WHAT THE TASK ASKS >>
Scan the listing below. Report each line that includes "emploi".

** START EXTRACTED DATA **

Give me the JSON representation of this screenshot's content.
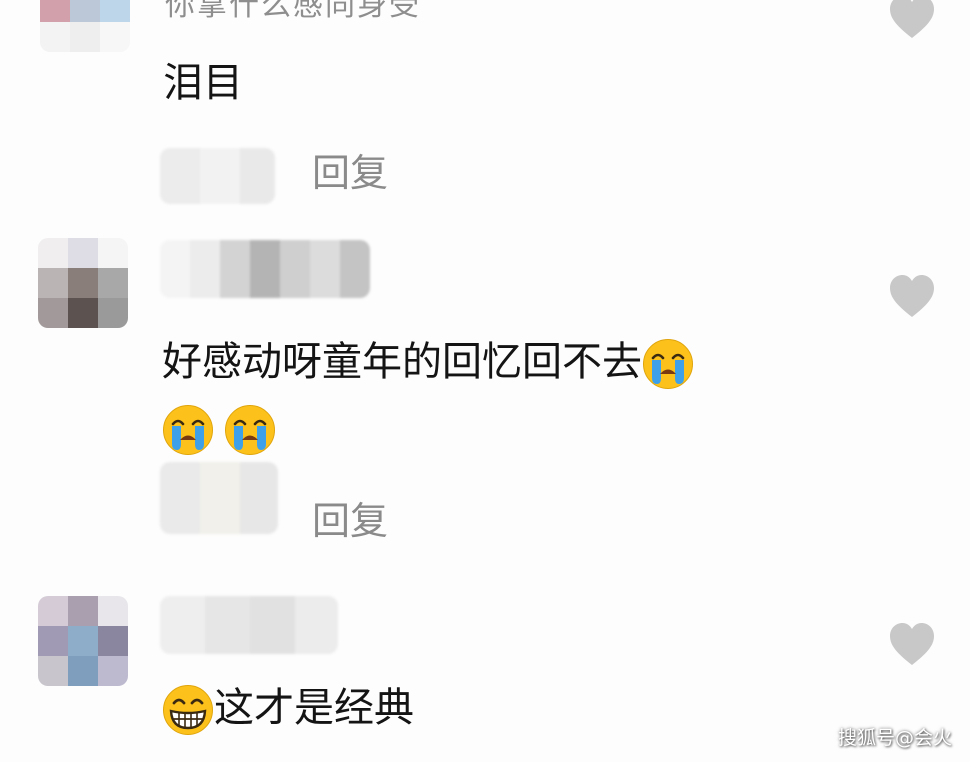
{
  "comments": [
    {
      "text_top": "你拿什么感同身受",
      "text": "泪目",
      "reply_label": "回复"
    },
    {
      "text": "好感动呀童年的回忆回不去",
      "reply_label": "回复",
      "emojis": [
        "loudly-crying-face",
        "loudly-crying-face",
        "loudly-crying-face"
      ]
    },
    {
      "text": "这才是经典",
      "emojis": [
        "grinning-face"
      ]
    }
  ],
  "watermark": "搜狐号@会火",
  "colors": {
    "like_heart": "#c8c8c8",
    "reply": "#8a8a8a",
    "text": "#141414",
    "emoji_yellow": "#fcc21b",
    "tears": "#3ea0e8"
  },
  "icons": [
    "heart-icon",
    "loudly-crying-face-emoji",
    "grinning-face-emoji"
  ]
}
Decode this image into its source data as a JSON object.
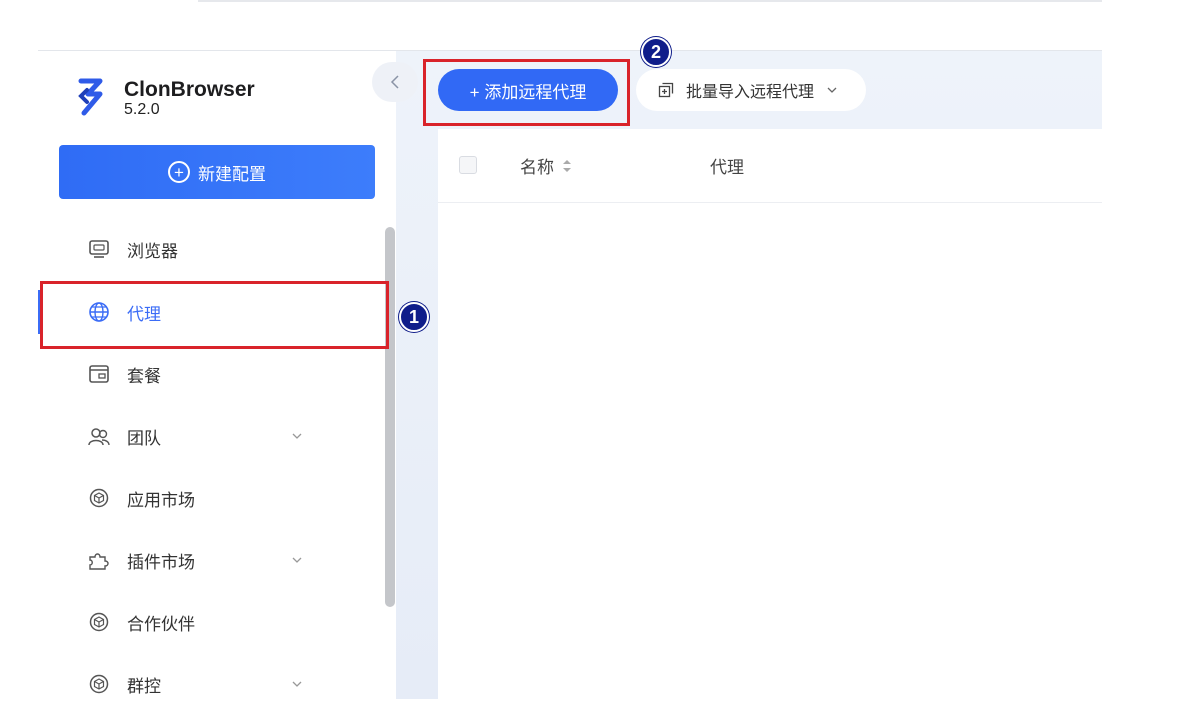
{
  "app": {
    "name": "ClonBrowser",
    "version": "5.2.0"
  },
  "sidebar": {
    "new_config_label": "新建配置",
    "items": [
      {
        "label": "浏览器",
        "icon": "browser-icon",
        "active": false,
        "has_submenu": false
      },
      {
        "label": "代理",
        "icon": "globe-icon",
        "active": true,
        "has_submenu": false
      },
      {
        "label": "套餐",
        "icon": "wallet-icon",
        "active": false,
        "has_submenu": false
      },
      {
        "label": "团队",
        "icon": "team-icon",
        "active": false,
        "has_submenu": true
      },
      {
        "label": "应用市场",
        "icon": "cube-icon",
        "active": false,
        "has_submenu": false
      },
      {
        "label": "插件市场",
        "icon": "puzzle-icon",
        "active": false,
        "has_submenu": true
      },
      {
        "label": "合作伙伴",
        "icon": "cube-icon",
        "active": false,
        "has_submenu": false
      },
      {
        "label": "群控",
        "icon": "cube-icon",
        "active": false,
        "has_submenu": true
      }
    ]
  },
  "toolbar": {
    "add_remote_label": "+ 添加远程代理",
    "bulk_import_label": "批量导入远程代理"
  },
  "table": {
    "columns": [
      "名称",
      "代理"
    ],
    "rows": []
  },
  "annotations": {
    "step1": "1",
    "step2": "2"
  },
  "colors": {
    "accent": "#3169f5",
    "highlight": "#d9232a",
    "badge": "#0f1d8a"
  }
}
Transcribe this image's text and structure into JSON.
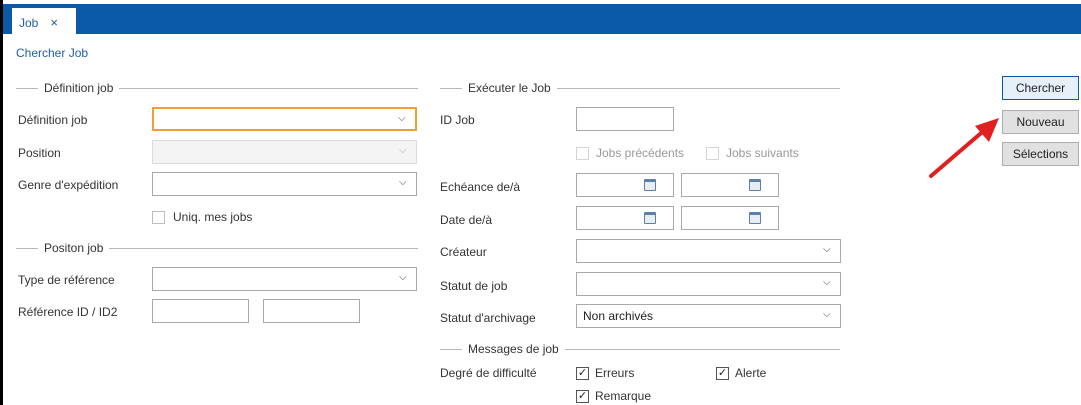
{
  "tab": {
    "label": "Job",
    "close": "×"
  },
  "subtitle": "Chercher Job",
  "definition_section": "Définition job",
  "definition_fields": {
    "definition_job_label": "Définition job",
    "position_label": "Position",
    "genre_label": "Genre d'expédition",
    "uniq_label": "Uniq. mes jobs"
  },
  "position_section": "Positon job",
  "position_fields": {
    "type_ref_label": "Type de référence",
    "ref_id_label": "Référence ID / ID2"
  },
  "executer_section": "Exécuter le Job",
  "executer_fields": {
    "id_job_label": "ID Job",
    "jobs_precedents": "Jobs précédents",
    "jobs_suivants": "Jobs suivants",
    "echeance_label": "Echéance de/à",
    "date_label": "Date de/à",
    "createur_label": "Créateur",
    "statut_job_label": "Statut de job",
    "statut_archivage_label": "Statut d'archivage",
    "statut_archivage_value": "Non archivés"
  },
  "messages_section": "Messages de job",
  "messages": {
    "degre_label": "Degré de difficulté",
    "erreurs": "Erreurs",
    "alerte": "Alerte",
    "remarque": "Remarque"
  },
  "buttons": {
    "chercher": "Chercher",
    "nouveau": "Nouveau",
    "selections": "Sélections"
  },
  "annotation": {
    "arrow_color": "#e02020"
  },
  "colors": {
    "accent": "#0a5aa8",
    "focus": "#f0a030"
  }
}
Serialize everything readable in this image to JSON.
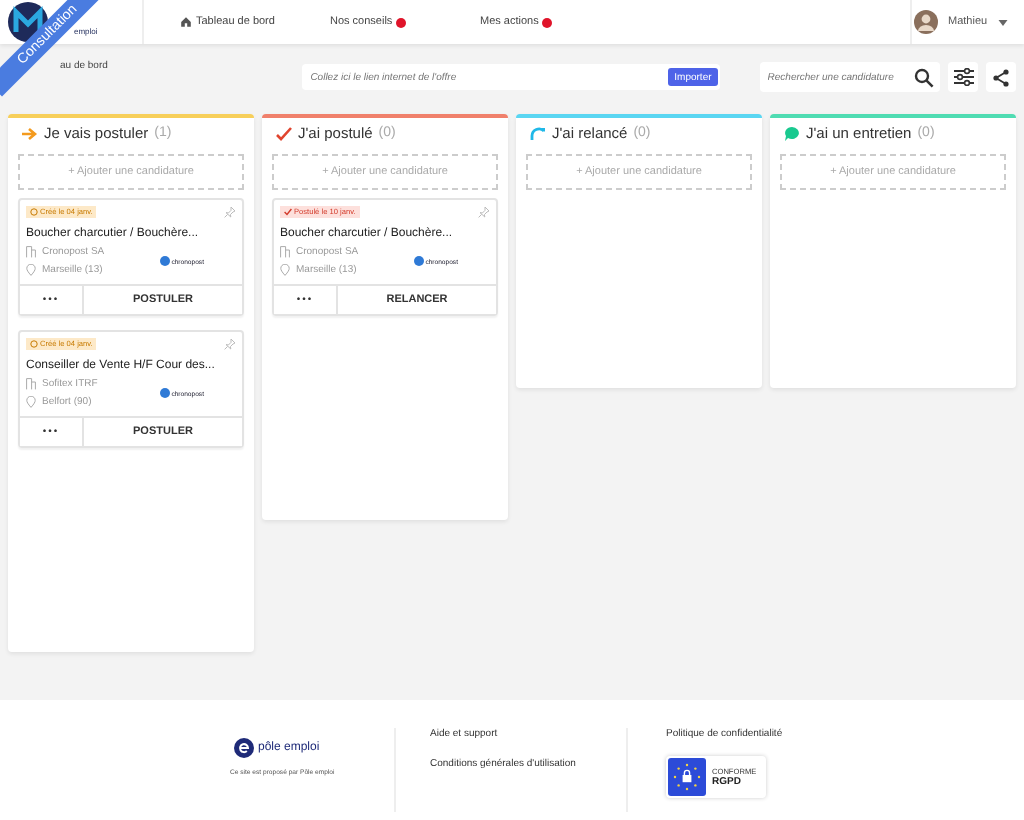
{
  "header": {
    "logo_caption": "emploi",
    "ribbon": "Consultation",
    "nav": [
      {
        "label": "Tableau de bord",
        "kind": "home",
        "badge": false
      },
      {
        "label": "Nos conseils",
        "kind": "link",
        "badge": true
      },
      {
        "label": "Mes actions",
        "kind": "link",
        "badge": true
      }
    ],
    "user": "Mathieu"
  },
  "breadcrumb": "au de bord",
  "link_field": {
    "placeholder": "Collez ici le lien internet de l'offre",
    "button": "Importer"
  },
  "search": {
    "placeholder": "Rechercher une candidature"
  },
  "columns": [
    {
      "title": "Je vais postuler",
      "count": "(1)",
      "color": "#f7cf5a",
      "kind": "todo",
      "add_label": "+ Ajouter une candidature",
      "cards": [
        {
          "kind": "created",
          "status_label": "Créé le 04 janv.",
          "title": "Boucher charcutier / Bouchère...",
          "company": "Cronopost SA",
          "location": "Marseille (13)",
          "company_logo": "chronopost",
          "more": "•••",
          "action": "POSTULER"
        },
        {
          "kind": "created",
          "status_label": "Créé le 04 janv.",
          "title": "Conseiller de Vente H/F Cour des...",
          "company": "Sofitex ITRF",
          "location": "Belfort (90)",
          "company_logo": "chronopost",
          "more": "•••",
          "action": "POSTULER"
        }
      ]
    },
    {
      "title": "J'ai postulé",
      "count": "(0)",
      "color": "#f0806b",
      "kind": "applied",
      "add_label": "+ Ajouter une candidature",
      "cards": [
        {
          "kind": "applied",
          "status_label": "Postulé le 10 janv.",
          "title": "Boucher charcutier / Bouchère...",
          "company": "Cronopost SA",
          "location": "Marseille (13)",
          "company_logo": "chronopost",
          "more": "•••",
          "action": "RELANCER"
        }
      ]
    },
    {
      "title": "J'ai relancé",
      "count": "(0)",
      "color": "#5ad6f2",
      "kind": "followed_up",
      "add_label": "+ Ajouter une candidature"
    },
    {
      "title": "J'ai un entretien",
      "count": "(0)",
      "color": "#4fdcb2",
      "kind": "interview",
      "add_label": "+ Ajouter une candidature"
    }
  ],
  "footer": {
    "logo_text": "pôle emploi",
    "caption": "Ce site est proposé par Pôle emploi",
    "links": [
      "Aide et support",
      "Conditions générales d'utilisation"
    ],
    "privacy": "Politique de confidentialité",
    "badge_top": "CONFORME",
    "badge_bottom": "RGPD"
  }
}
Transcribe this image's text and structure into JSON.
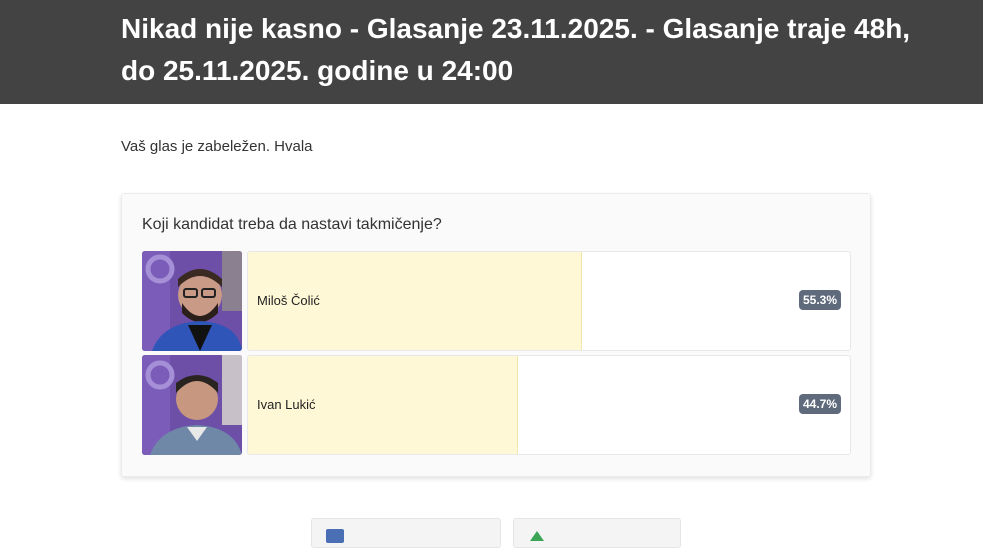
{
  "header": {
    "title": "Nikad nije kasno - Glasanje 23.11.2025. - Glasanje traje 48h, do 25.11.2025. godine u 24:00"
  },
  "message": "Vaš glas je zabeležen. Hvala",
  "poll": {
    "question": "Koji kandidat treba da nastavi takmičenje?",
    "options": [
      {
        "name": "Miloš Čolić",
        "percent_label": "55.3%",
        "percent": 55.3
      },
      {
        "name": "Ivan Lukić",
        "percent_label": "44.7%",
        "percent": 44.7
      }
    ]
  },
  "colors": {
    "header_bg": "#434343",
    "bar_fill": "#fff8d6",
    "badge_bg": "#5f6b7c",
    "avatar_bg": "#6a4ea6"
  },
  "icons": [
    "facebook-icon",
    "share-icon"
  ]
}
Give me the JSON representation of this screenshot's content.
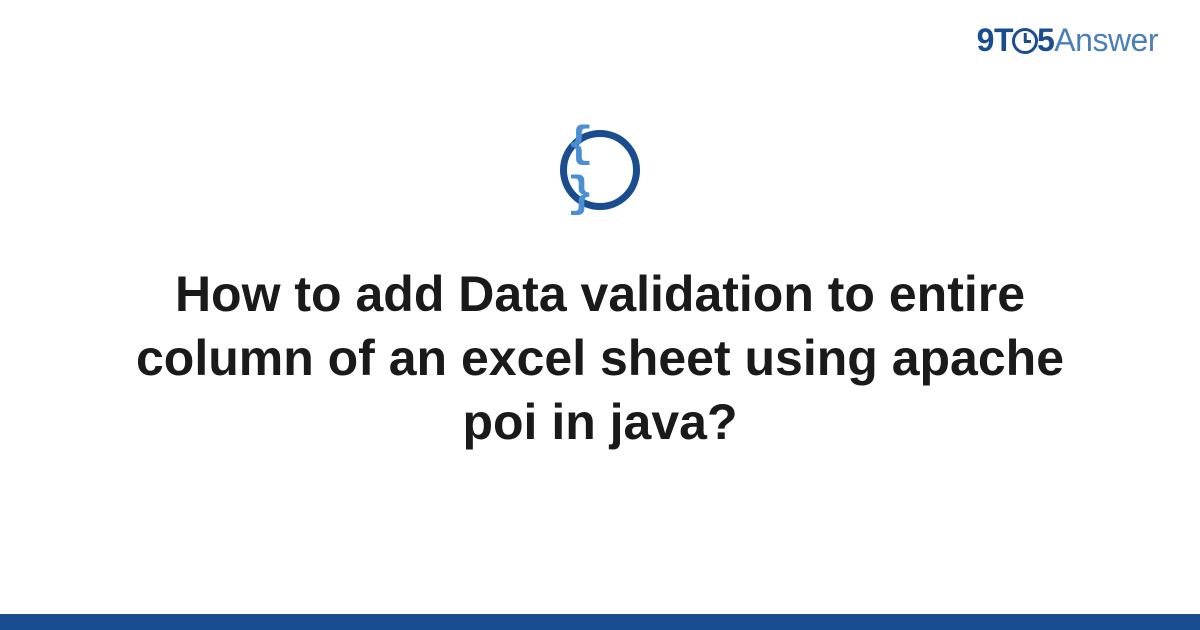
{
  "logo": {
    "part1": "9",
    "part2": "T",
    "part3": "5",
    "part4": "Answer"
  },
  "icon": {
    "braces": "{ }",
    "name": "code-braces-icon"
  },
  "question": {
    "title": "How to add Data validation to entire column of an excel sheet using apache poi in java?"
  },
  "colors": {
    "primary": "#1a4d8f",
    "secondary": "#4a7fb8",
    "accent": "#4a8fd4"
  }
}
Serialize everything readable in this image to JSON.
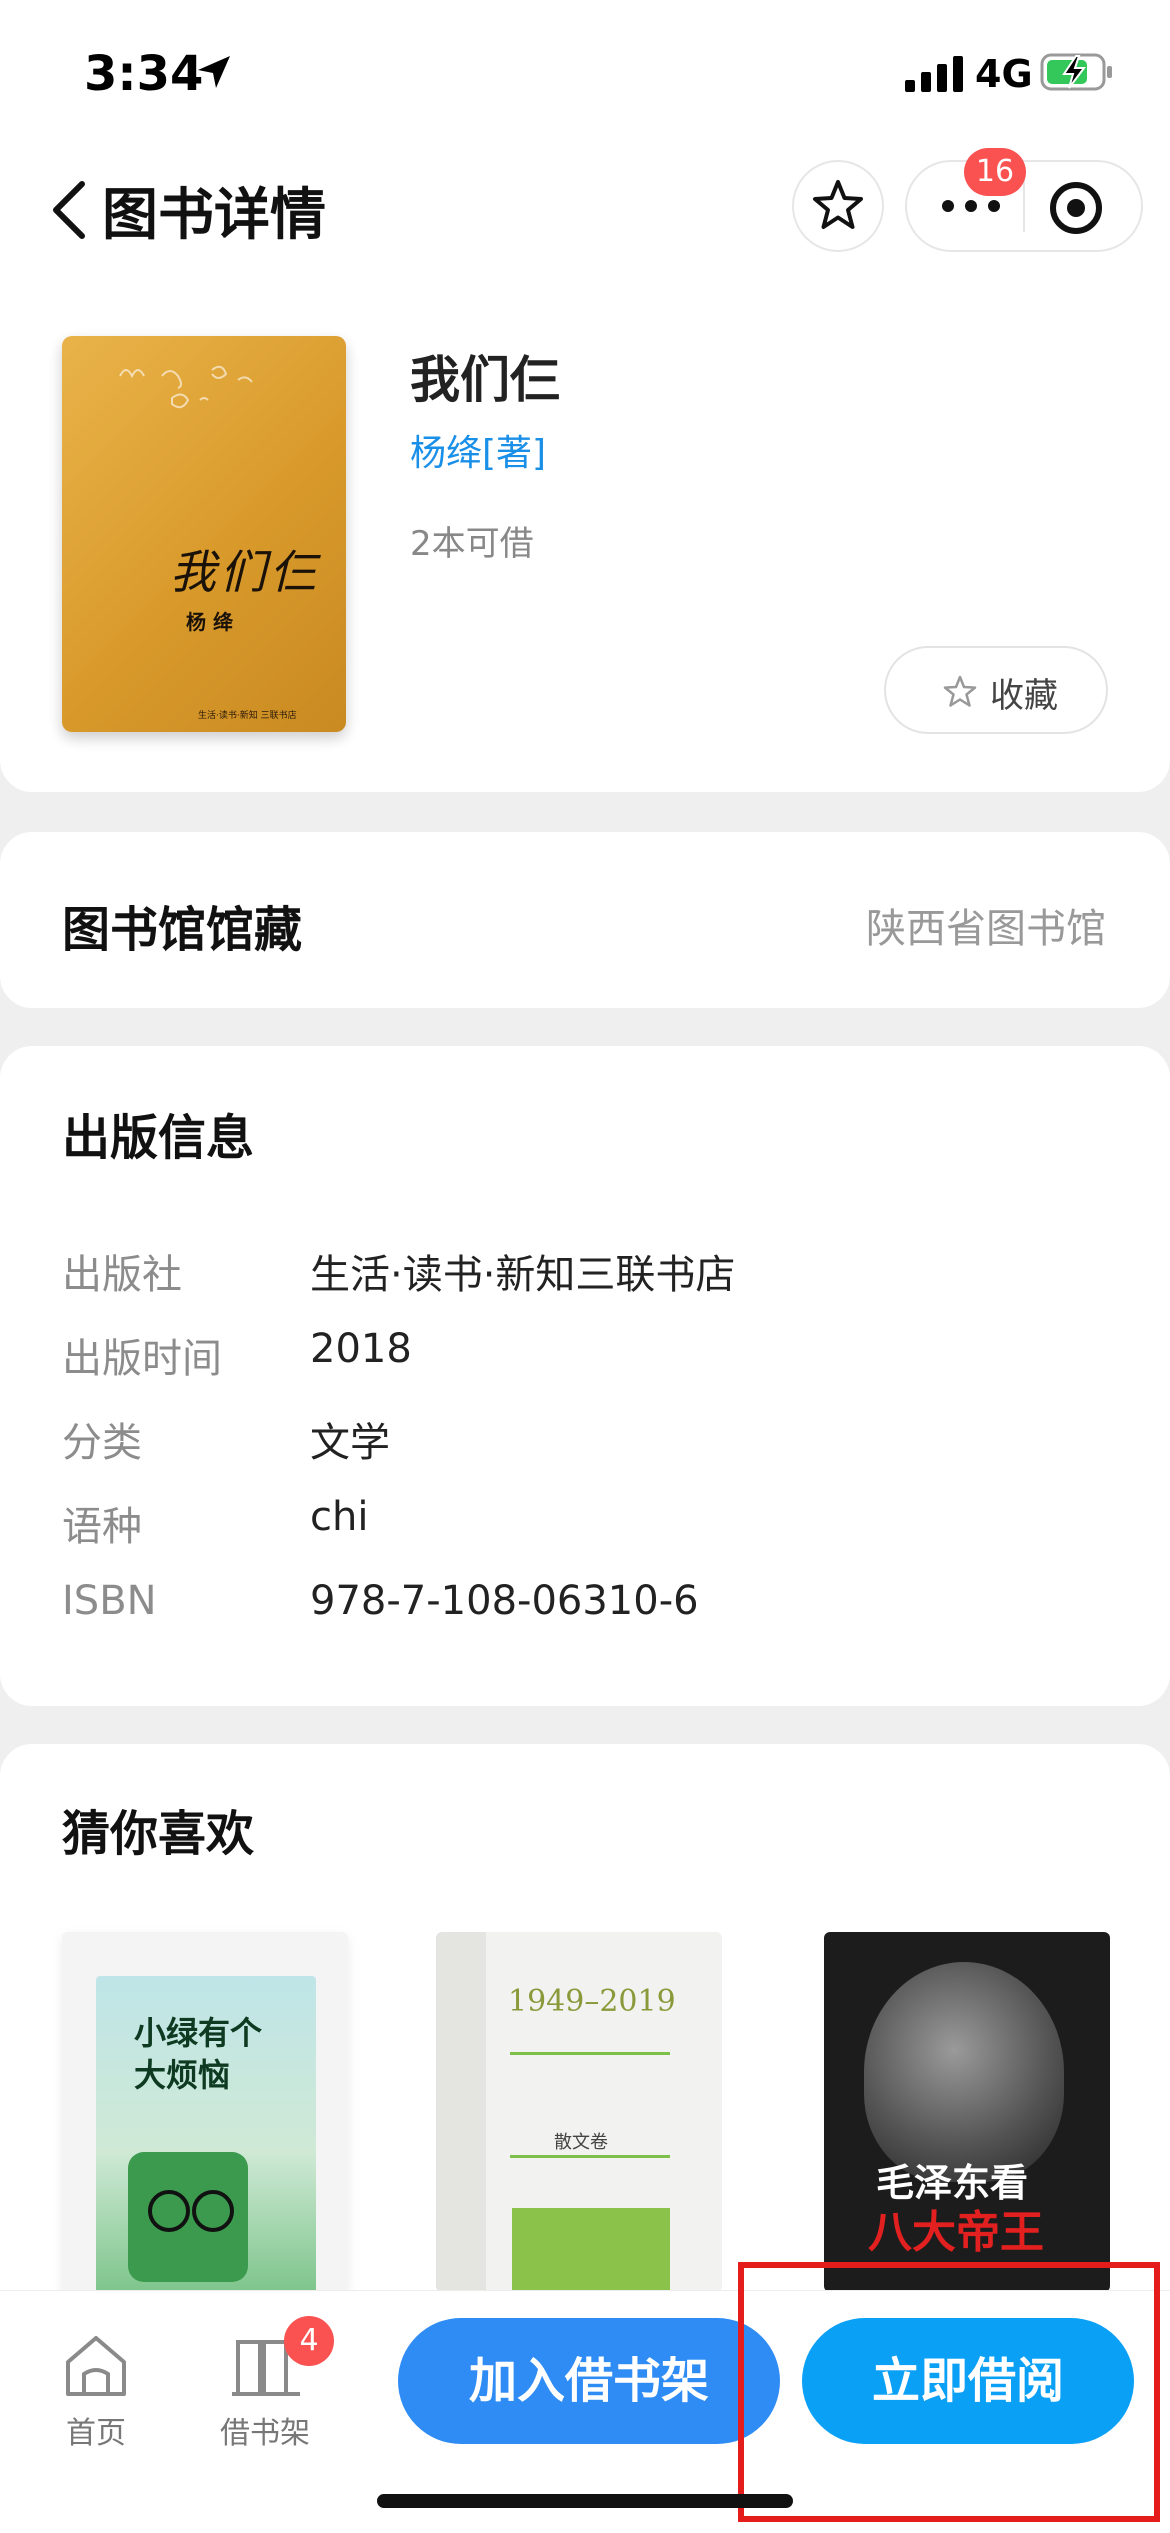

** END EXTRACTED DATA **

FINAL RESULT >>
    "logo_caption": "emploi",
    "logo_text": "pôle emploi",
    "caption": "Ce site est proposé par Pôle emploi",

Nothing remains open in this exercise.